## Task instructions:
Here are some records. Copy each one exactly.

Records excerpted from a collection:
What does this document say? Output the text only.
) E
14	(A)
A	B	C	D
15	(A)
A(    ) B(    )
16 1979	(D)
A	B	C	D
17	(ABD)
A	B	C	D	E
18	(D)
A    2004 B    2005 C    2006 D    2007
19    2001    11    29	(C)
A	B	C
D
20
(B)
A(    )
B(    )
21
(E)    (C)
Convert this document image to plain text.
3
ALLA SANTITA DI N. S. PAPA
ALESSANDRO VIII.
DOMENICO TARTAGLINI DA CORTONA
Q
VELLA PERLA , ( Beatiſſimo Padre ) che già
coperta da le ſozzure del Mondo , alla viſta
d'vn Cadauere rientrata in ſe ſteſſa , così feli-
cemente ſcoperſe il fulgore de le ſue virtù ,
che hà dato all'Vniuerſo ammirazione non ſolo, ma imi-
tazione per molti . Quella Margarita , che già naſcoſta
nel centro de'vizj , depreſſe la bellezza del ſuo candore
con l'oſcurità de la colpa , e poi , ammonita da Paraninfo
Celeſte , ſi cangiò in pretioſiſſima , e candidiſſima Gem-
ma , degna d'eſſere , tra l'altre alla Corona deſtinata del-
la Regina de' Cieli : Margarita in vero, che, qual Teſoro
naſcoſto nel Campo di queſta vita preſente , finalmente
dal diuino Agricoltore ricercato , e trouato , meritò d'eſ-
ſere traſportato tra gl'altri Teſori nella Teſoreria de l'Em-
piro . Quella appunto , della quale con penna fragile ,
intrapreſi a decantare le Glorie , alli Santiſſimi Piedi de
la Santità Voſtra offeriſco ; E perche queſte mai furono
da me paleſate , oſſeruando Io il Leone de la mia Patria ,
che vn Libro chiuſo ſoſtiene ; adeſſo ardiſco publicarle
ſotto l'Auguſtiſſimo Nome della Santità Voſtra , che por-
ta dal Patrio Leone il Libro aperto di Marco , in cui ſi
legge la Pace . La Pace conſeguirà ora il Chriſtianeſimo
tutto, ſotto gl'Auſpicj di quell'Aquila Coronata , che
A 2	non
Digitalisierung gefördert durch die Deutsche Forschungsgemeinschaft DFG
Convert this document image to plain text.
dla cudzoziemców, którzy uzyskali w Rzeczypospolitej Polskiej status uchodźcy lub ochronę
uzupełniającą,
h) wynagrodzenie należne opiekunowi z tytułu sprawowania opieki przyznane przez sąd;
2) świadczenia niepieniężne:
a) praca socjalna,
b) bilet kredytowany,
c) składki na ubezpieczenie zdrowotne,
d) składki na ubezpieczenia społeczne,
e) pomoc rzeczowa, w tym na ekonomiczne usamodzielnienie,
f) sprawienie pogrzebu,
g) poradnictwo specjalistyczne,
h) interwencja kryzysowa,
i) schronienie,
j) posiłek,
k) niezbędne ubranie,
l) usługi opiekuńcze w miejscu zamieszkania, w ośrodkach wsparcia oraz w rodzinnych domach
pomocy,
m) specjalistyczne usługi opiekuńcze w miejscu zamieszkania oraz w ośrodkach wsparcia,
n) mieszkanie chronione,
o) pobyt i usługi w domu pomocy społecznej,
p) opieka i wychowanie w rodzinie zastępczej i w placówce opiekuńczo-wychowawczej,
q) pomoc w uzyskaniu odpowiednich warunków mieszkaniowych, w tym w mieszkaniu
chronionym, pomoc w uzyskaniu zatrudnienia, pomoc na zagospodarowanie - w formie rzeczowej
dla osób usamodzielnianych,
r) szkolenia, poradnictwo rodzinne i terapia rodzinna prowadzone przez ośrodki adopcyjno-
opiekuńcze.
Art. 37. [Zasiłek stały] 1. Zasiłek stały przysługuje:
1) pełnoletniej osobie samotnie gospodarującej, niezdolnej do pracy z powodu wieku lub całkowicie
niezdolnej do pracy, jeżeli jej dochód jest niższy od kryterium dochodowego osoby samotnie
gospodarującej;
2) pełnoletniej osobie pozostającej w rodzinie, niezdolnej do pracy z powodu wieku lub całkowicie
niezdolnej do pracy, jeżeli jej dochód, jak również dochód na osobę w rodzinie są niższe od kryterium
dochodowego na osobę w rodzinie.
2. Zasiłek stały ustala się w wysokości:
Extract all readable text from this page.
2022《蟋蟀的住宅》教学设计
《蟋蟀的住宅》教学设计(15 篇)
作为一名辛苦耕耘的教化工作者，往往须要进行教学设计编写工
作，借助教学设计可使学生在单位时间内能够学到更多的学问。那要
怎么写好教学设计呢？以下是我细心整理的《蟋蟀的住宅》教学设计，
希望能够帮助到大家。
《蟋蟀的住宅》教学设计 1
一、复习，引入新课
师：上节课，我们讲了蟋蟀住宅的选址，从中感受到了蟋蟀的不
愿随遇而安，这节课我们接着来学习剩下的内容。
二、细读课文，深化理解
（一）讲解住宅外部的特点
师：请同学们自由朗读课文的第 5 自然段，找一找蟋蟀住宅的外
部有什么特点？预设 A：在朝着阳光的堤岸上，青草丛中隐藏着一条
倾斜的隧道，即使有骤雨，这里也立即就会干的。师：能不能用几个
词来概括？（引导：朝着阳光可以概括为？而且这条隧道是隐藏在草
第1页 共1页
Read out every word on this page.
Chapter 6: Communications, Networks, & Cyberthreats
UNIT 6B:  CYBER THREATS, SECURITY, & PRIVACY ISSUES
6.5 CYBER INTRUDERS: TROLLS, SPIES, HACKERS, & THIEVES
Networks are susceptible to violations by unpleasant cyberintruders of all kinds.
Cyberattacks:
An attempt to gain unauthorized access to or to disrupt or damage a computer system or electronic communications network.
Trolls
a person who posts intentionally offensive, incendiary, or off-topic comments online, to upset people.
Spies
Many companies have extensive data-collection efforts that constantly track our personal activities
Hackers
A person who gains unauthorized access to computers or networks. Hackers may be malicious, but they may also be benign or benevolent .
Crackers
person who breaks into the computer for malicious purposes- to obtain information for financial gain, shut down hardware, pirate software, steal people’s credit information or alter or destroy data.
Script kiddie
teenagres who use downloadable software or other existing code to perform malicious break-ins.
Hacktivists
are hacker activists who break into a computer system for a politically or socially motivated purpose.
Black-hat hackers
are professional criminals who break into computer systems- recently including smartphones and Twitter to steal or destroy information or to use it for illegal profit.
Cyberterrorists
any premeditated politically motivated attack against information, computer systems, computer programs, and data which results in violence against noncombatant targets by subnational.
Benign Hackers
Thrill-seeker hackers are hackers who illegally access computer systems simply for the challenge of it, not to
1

## Response for this exercise:
What does this document say? Output the text only.
) E
14	(A)
A	B	C	D
15	(A)
A(    ) B(    )
16 1979	(D)
A	B	C	D
17	(ABD)
A	B	C	D	E
18	(D)
A    2004 B    2005 C    2006 D    2007
19    2001    11    29	(C)
A	B	C
D
20
(B)
A(    )
B(    )
21
(E)    (C)
Convert this document image to plain text.
3
ALLA SANTITA DI N. S. PAPA
ALESSANDRO VIII.
DOMENICO TARTAGLINI DA CORTONA
Q
VELLA PERLA , ( Beatiſſimo Padre ) che già
coperta da le ſozzure del Mondo , alla viſta
d'vn Cadauere rientrata in ſe ſteſſa , così feli-
cemente ſcoperſe il fulgore de le ſue virtù ,
che hà dato all'Vniuerſo ammirazione non ſolo, ma imi-
tazione per molti . Quella Margarita , che già naſcoſta
nel centro de'vizj , depreſſe la bellezza del ſuo candore
con l'oſcurità de la colpa , e poi , ammonita da Paraninfo
Celeſte , ſi cangiò in pretioſiſſima , e candidiſſima Gem-
ma , degna d'eſſere , tra l'altre alla Corona deſtinata del-
la Regina de' Cieli : Margarita in vero, che, qual Teſoro
naſcoſto nel Campo di queſta vita preſente , finalmente
dal diuino Agricoltore ricercato , e trouato , meritò d'eſ-
ſere traſportato tra gl'altri Teſori nella Teſoreria de l'Em-
piro . Quella appunto , della quale con penna fragile ,
intrapreſi a decantare le Glorie , alli Santiſſimi Piedi de
la Santità Voſtra offeriſco ; E perche queſte mai furono
da me paleſate , oſſeruando Io il Leone de la mia Patria ,
che vn Libro chiuſo ſoſtiene ; adeſſo ardiſco publicarle
ſotto l'Auguſtiſſimo Nome della Santità Voſtra , che por-
ta dal Patrio Leone il Libro aperto di Marco , in cui ſi
legge la Pace . La Pace conſeguirà ora il Chriſtianeſimo
tutto, ſotto gl'Auſpicj di quell'Aquila Coronata , che
A 2	non
Digitalisierung gefördert durch die Deutsche Forschungsgemeinschaft DFG
Convert this document image to plain text.
dla cudzoziemców, którzy uzyskali w Rzeczypospolitej Polskiej status uchodźcy lub ochronę
uzupełniającą,
h) wynagrodzenie należne opiekunowi z tytułu sprawowania opieki przyznane przez sąd;
2) świadczenia niepieniężne:
a) praca socjalna,
b) bilet kredytowany,
c) składki na ubezpieczenie zdrowotne,
d) składki na ubezpieczenia społeczne,
e) pomoc rzeczowa, w tym na ekonomiczne usamodzielnienie,
f) sprawienie pogrzebu,
g) poradnictwo specjalistyczne,
h) interwencja kryzysowa,
i) schronienie,
j) posiłek,
k) niezbędne ubranie,
l) usługi opiekuńcze w miejscu zamieszkania, w ośrodkach wsparcia oraz w rodzinnych domach
pomocy,
m) specjalistyczne usługi opiekuńcze w miejscu zamieszkania oraz w ośrodkach wsparcia,
n) mieszkanie chronione,
o) pobyt i usługi w domu pomocy społecznej,
p) opieka i wychowanie w rodzinie zastępczej i w placówce opiekuńczo-wychowawczej,
q) pomoc w uzyskaniu odpowiednich warunków mieszkaniowych, w tym w mieszkaniu
chronionym, pomoc w uzyskaniu zatrudnienia, pomoc na zagospodarowanie - w formie rzeczowej
dla osób usamodzielnianych,
r) szkolenia, poradnictwo rodzinne i terapia rodzinna prowadzone przez ośrodki adopcyjno-
opiekuńcze.
Art. 37. [Zasiłek stały] 1. Zasiłek stały przysługuje:
1) pełnoletniej osobie samotnie gospodarującej, niezdolnej do pracy z powodu wieku lub całkowicie
niezdolnej do pracy, jeżeli jej dochód jest niższy od kryterium dochodowego osoby samotnie
gospodarującej;
2) pełnoletniej osobie pozostającej w rodzinie, niezdolnej do pracy z powodu wieku lub całkowicie
niezdolnej do pracy, jeżeli jej dochód, jak również dochód na osobę w rodzinie są niższe od kryterium
dochodowego na osobę w rodzinie.
2. Zasiłek stały ustala się w wysokości:
Extract all readable text from this page.
2022《蟋蟀的住宅》教学设计
《蟋蟀的住宅》教学设计(15 篇)
作为一名辛苦耕耘的教化工作者，往往须要进行教学设计编写工
作，借助教学设计可使学生在单位时间内能够学到更多的学问。那要
怎么写好教学设计呢？以下是我细心整理的《蟋蟀的住宅》教学设计，
希望能够帮助到大家。
《蟋蟀的住宅》教学设计 1
一、复习，引入新课
师：上节课，我们讲了蟋蟀住宅的选址，从中感受到了蟋蟀的不
愿随遇而安，这节课我们接着来学习剩下的内容。
二、细读课文，深化理解
（一）讲解住宅外部的特点
师：请同学们自由朗读课文的第 5 自然段，找一找蟋蟀住宅的外
部有什么特点？预设 A：在朝着阳光的堤岸上，青草丛中隐藏着一条
倾斜的隧道，即使有骤雨，这里也立即就会干的。师：能不能用几个
词来概括？（引导：朝着阳光可以概括为？而且这条隧道是隐藏在草
第1页 共1页
Read out every word on this page.
Chapter 6: Communications, Networks, & Cyberthreats
UNIT 6B:  CYBER THREATS, SECURITY, & PRIVACY ISSUES
6.5 CYBER INTRUDERS: TROLLS, SPIES, HACKERS, & THIEVES
Networks are susceptible to violations by unpleasant cyberintruders of all kinds.
Cyberattacks:
An attempt to gain unauthorized access to or to disrupt or damage a computer system or electronic communications network.
Trolls
a person who posts intentionally offensive, incendiary, or off-topic comments online, to upset people.
Spies
Many companies have extensive data-collection efforts that constantly track our personal activities
Hackers
A person who gains unauthorized access to computers or networks. Hackers may be malicious, but they may also be benign or benevolent .
Crackers
person who breaks into the computer for malicious purposes- to obtain information for financial gain, shut down hardware, pirate software, steal people’s credit information or alter or destroy data.
Script kiddie
teenagres who use downloadable software or other existing code to perform malicious break-ins.
Hacktivists
are hacker activists who break into a computer system for a politically or socially motivated purpose.
Black-hat hackers
are professional criminals who break into computer systems- recently including smartphones and Twitter to steal or destroy information or to use it for illegal profit.
Cyberterrorists
any premeditated politically motivated attack against information, computer systems, computer programs, and data which results in violence against noncombatant targets by subnational.
Benign Hackers
Thrill-seeker hackers are hackers who illegally access computer systems simply for the challenge of it, not to
1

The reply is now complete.